→ Work to do
Among the entries below, find the lines with "solve" and copy them.

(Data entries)
"""
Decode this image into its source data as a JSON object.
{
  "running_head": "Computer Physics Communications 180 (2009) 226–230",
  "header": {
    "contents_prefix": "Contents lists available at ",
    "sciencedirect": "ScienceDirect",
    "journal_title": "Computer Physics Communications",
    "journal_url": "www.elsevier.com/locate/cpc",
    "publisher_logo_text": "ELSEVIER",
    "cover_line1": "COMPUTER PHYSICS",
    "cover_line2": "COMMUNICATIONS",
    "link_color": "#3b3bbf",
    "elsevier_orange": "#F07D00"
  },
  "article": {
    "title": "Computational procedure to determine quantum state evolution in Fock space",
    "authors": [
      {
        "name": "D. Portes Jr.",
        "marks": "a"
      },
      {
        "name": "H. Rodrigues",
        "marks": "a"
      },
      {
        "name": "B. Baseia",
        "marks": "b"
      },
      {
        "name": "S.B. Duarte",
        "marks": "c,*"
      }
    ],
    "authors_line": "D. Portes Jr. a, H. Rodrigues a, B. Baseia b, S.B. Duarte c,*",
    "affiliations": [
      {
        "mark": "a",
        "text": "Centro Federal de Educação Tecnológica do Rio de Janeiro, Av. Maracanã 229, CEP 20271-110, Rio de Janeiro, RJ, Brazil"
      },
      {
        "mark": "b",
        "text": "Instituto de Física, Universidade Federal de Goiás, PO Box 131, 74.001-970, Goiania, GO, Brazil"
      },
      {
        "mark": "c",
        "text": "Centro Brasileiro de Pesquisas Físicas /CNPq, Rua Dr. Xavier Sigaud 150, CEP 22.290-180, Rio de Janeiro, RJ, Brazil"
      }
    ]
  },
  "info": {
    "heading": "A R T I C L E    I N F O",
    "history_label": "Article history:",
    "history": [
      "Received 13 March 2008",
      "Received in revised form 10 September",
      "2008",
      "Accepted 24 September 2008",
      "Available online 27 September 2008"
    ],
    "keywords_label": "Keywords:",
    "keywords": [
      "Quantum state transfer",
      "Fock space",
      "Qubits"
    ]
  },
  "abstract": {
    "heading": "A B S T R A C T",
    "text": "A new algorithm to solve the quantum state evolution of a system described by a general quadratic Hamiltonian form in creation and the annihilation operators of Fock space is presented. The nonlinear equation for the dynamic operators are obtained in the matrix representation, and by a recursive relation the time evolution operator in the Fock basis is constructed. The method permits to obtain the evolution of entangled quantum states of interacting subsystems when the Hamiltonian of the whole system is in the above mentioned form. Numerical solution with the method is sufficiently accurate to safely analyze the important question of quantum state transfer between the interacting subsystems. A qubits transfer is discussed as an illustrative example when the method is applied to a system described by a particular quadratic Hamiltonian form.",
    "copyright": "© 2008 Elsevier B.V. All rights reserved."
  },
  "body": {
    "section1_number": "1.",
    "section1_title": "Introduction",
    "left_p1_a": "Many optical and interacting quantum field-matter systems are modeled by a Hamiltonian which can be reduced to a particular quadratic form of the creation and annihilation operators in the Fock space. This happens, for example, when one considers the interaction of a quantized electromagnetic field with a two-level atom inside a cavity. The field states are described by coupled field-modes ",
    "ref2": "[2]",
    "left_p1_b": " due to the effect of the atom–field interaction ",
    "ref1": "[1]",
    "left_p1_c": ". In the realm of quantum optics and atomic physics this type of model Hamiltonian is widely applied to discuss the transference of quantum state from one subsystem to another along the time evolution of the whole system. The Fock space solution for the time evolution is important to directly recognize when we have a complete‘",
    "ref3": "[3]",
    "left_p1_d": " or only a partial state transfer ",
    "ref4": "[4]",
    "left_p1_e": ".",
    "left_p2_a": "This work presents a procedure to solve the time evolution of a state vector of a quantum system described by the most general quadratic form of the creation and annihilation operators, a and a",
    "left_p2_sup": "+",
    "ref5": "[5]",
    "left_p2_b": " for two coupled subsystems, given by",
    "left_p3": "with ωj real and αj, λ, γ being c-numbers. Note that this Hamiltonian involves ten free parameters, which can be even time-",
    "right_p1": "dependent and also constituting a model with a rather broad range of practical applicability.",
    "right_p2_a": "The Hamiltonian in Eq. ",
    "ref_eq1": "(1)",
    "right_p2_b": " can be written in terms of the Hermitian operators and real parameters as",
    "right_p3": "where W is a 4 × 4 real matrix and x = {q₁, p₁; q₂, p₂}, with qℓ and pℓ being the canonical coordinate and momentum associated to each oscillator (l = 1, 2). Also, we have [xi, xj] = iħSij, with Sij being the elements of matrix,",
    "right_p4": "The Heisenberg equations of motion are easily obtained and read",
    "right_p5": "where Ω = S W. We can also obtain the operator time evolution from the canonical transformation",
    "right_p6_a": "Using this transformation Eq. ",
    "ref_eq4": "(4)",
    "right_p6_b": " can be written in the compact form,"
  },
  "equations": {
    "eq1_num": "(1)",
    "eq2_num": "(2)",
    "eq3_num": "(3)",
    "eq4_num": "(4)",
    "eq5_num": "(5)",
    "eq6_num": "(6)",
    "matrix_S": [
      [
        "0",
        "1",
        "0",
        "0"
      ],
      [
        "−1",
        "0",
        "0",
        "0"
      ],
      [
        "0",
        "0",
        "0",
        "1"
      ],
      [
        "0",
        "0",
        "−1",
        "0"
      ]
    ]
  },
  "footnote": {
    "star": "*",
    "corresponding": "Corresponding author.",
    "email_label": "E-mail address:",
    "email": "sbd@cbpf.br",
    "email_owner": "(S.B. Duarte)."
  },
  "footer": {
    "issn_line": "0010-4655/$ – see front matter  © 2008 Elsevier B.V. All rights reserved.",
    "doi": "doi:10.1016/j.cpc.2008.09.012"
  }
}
"""
→ Worked solution
    "text": "A new algorithm to solve the quantum state evolution of a system described by a general quadratic Hamiltonian form in creation and the annihilation operators of Fock space is presented. The nonlinear equation for the dynamic operators are obtained in the matrix representation, and by a recursive relation the time evolution operator in the Fock basis is constructed. The method permits to obtain the evolution of entangled quantum states of interacting subsystems when the Hamiltonian of the whole system is in the above mentioned form. Numerical solution with the method is sufficiently accurate to safely analyze the important question of quantum state transfer between the interacting subsystems. A qubits transfer is discussed as an illustrative example when the method is applied to a system described by a particular quadratic Hamiltonian form.",
    "left_p2_a": "This work presents a procedure to solve the time evolution of a state vector of a quantum system described by the most general quadratic form of the creation and annihilation operators, a and a",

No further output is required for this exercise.